## Document segment

** begin **

Scott Cleland mentions that His Eminence, Sir Timothy Berners-Lee will testify before Congressman Ed Markey’s House subcommittee on Telecommunications, the Internet, and Shameless Pandering to the Conspiracy Nuts Thursday. Markey has an ambitious agenda:
In a wide-ranging conversation yesterday, Markey laid out a broad telecom agenda that could pit him against the telephone and cable companies — expressing interest in “paranoia-inducing alternatives” like municipal broadband projects and wireless carriers that could pose a competitive threat to cable and telephone companies and push them to innovate.
He stressed that network neutrality — an initiative to ensure that the Internet does not become a two-tiered system in which some companies pay fees for priority access –will likely dominate the discussion over the next two years.
Innovations such as the Web browser, search engines, and the Internet did not emerge from large established companies, and forcing firms to pay more to reach users would stifle creativity, he said.
It’s a position that puts him at odds with major industry players.
Primarily, this position puts him at odds with reality. Was the Web browser actually an innovation that didn’t come from a large established company? Well, given the creation of a web by the interconnection of hyperlinks in documents on the Internet, the browser was more a requirement than an innovation, and hyperlinks were actually first implemented in research labs funded by large enterprises, many private and some public. The first web browser that was fully-functional was produced by Microsoft, so that’s one error. The first search engine that was worth spit was Alta Vista, produced by Digital Equipment Corporation, so that’s two. And the Internet itself was produced by contractors working for the biggest enterprise of all, the United States government, so there’s error number three.

** end **

## Request
Please reproduce the passage from the post on Markey's telecom agenda above, starting with the words containing "Scott Cleland mentions" and ending with "next two years.".

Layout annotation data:
** begin **

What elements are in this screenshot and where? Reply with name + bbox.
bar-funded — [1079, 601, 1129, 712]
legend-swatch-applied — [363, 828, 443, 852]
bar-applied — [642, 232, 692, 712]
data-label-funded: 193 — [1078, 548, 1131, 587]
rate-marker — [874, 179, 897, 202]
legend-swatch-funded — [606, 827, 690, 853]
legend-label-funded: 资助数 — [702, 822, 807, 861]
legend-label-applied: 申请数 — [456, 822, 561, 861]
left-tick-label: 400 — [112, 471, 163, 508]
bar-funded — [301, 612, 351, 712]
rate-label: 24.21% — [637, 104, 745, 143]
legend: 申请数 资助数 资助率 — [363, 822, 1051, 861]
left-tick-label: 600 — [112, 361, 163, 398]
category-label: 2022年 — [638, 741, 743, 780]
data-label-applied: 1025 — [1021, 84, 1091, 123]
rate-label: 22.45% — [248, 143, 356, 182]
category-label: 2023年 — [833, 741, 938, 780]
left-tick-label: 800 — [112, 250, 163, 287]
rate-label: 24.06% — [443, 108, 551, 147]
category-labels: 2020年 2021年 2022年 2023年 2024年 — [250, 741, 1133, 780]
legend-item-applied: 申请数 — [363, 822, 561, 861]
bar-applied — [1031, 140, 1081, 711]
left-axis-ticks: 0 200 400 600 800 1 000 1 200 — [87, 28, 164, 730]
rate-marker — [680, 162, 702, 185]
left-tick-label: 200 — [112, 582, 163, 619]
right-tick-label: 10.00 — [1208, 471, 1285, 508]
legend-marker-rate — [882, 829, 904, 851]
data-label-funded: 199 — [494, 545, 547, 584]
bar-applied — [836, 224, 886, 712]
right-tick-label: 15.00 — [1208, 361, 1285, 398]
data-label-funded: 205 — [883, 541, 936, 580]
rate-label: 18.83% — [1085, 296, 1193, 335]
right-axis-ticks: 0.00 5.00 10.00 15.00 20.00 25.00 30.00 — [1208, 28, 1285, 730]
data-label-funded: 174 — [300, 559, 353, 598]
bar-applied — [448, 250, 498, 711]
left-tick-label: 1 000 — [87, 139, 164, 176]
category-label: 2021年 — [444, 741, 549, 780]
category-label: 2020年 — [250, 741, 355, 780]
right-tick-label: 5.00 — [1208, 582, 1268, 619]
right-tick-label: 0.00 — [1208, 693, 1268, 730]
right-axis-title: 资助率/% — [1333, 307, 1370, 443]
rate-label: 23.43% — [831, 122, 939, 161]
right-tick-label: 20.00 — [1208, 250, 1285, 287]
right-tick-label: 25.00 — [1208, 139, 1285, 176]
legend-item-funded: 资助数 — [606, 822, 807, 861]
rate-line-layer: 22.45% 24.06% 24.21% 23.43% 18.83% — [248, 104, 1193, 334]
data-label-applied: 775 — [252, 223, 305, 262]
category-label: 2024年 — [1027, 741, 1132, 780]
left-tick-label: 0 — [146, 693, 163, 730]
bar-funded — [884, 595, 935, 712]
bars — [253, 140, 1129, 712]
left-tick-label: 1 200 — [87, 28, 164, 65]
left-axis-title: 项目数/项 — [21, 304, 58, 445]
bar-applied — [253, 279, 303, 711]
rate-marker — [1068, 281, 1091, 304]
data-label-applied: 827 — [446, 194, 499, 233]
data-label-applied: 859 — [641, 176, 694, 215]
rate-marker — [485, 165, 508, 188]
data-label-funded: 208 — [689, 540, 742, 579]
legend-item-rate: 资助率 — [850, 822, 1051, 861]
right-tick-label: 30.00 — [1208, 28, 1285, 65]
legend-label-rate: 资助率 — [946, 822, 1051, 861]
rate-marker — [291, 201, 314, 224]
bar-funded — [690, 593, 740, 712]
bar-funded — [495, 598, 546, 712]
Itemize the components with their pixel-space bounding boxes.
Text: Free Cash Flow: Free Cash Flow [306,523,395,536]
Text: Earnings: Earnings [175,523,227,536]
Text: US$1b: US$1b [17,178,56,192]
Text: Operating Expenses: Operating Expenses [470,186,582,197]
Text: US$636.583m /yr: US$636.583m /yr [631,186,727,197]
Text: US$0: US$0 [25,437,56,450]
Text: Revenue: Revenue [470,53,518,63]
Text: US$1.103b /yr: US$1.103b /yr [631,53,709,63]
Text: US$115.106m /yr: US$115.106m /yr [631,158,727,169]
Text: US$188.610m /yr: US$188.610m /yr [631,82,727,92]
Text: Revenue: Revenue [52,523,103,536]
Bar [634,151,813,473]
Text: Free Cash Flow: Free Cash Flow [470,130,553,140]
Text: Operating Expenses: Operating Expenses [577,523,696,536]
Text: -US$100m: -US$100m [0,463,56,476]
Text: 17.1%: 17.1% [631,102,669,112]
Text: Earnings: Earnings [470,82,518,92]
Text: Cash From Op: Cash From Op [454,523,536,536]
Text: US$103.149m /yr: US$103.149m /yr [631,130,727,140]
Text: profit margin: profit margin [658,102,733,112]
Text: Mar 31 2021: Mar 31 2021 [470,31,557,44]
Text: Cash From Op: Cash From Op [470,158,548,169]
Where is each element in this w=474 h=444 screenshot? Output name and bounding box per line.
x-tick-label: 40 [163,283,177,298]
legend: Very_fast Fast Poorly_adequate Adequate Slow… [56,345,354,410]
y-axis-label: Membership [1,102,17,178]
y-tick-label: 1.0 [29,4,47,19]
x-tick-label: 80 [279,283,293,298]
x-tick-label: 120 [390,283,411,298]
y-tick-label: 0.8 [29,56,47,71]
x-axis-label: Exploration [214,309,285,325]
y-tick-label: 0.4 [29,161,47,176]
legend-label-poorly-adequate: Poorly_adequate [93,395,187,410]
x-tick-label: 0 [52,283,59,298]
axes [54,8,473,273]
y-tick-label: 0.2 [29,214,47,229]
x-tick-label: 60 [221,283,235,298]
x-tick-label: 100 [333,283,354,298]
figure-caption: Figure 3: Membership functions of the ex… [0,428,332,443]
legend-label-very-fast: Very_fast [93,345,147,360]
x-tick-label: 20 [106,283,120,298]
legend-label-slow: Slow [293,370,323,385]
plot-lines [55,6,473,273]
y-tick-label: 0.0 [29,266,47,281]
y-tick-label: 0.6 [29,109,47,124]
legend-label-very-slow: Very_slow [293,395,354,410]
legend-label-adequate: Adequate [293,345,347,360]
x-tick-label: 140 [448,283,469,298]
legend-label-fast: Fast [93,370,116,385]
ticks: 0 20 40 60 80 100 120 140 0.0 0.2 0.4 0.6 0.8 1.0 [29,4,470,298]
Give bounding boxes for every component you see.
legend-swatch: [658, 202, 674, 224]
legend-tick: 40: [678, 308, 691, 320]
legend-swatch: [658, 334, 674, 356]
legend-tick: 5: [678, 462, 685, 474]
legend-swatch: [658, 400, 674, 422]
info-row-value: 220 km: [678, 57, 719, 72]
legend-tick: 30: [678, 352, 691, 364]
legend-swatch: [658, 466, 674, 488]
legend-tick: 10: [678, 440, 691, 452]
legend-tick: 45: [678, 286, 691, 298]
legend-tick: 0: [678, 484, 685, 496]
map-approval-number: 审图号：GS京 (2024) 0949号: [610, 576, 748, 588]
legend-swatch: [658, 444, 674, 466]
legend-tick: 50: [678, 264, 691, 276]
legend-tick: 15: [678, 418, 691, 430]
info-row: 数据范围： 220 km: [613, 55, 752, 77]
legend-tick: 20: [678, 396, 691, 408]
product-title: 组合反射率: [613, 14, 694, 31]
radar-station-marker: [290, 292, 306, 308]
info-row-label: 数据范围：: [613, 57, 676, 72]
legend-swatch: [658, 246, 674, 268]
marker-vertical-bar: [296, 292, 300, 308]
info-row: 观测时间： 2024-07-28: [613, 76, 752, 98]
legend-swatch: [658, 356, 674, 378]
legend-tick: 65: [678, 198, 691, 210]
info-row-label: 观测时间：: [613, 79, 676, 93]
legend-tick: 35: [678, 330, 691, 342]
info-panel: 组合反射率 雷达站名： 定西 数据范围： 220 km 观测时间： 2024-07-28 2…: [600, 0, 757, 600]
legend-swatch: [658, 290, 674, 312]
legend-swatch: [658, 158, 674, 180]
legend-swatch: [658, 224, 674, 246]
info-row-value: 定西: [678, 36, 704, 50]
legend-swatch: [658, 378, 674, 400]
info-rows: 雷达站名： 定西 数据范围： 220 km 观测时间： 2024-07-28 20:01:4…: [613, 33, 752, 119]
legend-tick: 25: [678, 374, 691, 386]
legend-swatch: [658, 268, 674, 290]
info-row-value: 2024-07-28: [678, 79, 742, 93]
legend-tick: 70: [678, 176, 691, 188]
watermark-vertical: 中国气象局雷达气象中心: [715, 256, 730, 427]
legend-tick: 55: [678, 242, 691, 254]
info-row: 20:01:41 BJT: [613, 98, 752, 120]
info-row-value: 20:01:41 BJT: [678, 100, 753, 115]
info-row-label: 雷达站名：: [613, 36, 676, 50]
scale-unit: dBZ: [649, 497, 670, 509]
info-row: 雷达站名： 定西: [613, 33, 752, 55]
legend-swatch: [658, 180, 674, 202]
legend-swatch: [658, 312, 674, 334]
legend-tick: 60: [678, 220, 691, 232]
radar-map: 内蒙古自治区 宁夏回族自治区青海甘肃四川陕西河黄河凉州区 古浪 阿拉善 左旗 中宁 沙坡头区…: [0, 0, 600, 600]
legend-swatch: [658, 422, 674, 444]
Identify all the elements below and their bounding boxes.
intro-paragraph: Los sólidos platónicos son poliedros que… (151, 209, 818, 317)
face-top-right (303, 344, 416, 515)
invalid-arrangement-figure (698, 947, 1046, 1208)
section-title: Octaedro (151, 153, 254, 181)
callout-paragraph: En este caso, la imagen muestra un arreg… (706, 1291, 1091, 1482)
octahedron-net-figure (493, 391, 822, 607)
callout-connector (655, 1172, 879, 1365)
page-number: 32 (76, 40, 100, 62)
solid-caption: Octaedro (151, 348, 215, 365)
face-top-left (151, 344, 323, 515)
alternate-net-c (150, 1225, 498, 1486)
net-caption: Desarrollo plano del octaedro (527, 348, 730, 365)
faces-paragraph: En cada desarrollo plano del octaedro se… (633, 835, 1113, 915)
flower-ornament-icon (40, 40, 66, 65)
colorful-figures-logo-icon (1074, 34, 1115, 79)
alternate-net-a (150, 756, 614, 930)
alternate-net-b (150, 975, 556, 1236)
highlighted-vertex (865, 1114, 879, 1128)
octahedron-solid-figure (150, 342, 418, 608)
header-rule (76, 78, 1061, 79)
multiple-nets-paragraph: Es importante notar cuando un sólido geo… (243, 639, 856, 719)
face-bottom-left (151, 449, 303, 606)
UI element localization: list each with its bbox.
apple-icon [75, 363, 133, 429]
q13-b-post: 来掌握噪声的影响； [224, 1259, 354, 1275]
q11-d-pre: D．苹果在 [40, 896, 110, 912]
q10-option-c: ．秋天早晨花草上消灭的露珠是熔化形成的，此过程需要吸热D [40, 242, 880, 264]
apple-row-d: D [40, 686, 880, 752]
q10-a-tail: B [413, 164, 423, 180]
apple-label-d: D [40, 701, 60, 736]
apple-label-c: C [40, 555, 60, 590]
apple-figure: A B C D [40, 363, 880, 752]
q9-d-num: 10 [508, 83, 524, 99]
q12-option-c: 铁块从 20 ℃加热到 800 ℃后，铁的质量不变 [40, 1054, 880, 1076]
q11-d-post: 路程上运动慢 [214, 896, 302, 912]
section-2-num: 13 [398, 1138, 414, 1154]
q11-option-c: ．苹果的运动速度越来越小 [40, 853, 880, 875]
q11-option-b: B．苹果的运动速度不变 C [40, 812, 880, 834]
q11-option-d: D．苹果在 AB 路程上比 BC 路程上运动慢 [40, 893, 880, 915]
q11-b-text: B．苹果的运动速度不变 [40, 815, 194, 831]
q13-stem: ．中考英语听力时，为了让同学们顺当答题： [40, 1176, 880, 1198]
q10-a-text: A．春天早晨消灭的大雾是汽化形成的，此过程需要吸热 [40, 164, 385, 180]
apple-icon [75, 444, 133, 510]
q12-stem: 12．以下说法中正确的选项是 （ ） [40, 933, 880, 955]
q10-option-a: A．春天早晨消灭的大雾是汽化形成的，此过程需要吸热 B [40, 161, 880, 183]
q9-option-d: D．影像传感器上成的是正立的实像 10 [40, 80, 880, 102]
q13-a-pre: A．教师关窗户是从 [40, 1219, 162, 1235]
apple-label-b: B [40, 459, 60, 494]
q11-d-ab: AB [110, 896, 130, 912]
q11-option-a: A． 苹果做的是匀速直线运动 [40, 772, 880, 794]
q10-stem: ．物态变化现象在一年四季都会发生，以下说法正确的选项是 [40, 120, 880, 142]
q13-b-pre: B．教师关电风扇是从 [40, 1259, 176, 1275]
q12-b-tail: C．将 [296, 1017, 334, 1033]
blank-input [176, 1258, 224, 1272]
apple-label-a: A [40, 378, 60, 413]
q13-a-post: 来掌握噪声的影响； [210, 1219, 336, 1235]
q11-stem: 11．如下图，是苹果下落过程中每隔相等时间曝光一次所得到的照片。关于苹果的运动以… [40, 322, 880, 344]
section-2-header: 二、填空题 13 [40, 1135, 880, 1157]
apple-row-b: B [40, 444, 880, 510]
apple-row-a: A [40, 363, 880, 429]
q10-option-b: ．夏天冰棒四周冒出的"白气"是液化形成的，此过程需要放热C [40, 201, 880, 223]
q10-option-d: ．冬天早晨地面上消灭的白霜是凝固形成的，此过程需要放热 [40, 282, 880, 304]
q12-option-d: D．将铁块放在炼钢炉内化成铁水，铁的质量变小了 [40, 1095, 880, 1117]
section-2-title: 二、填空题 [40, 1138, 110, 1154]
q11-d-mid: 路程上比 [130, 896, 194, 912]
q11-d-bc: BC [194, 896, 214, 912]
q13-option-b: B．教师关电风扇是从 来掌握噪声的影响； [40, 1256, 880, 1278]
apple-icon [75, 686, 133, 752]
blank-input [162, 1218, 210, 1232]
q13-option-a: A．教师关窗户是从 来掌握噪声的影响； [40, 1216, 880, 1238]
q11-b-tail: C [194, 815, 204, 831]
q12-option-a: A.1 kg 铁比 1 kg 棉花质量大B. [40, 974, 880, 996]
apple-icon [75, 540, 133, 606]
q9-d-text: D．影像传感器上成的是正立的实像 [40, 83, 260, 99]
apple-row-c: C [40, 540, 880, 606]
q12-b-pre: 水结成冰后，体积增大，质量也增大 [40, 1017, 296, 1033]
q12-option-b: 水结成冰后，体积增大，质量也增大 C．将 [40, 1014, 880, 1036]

** end **

## Result for this task
Scott Cleland mentions that His Eminence, Sir Timothy Berners-Lee will testify before Congressman Ed Markey’s House subcommittee on Telecommunications, the Internet, and Shameless Pandering to the Conspiracy Nuts Thursday. Markey has an ambitious agenda:
In a wide-ranging conversation yesterday, Markey laid out a broad telecom agenda that could pit him against the telephone and cable companies — expressing interest in “paranoia-inducing alternatives” like municipal broadband projects and wireless carriers that could pose a competitive threat to cable and telephone companies and push them to innovate.
He stressed that network neutrality — an initiative to ensure that the Internet does not become a two-tiered system in which some companies pay fees for priority access –will likely dominate the discussion over the next two years.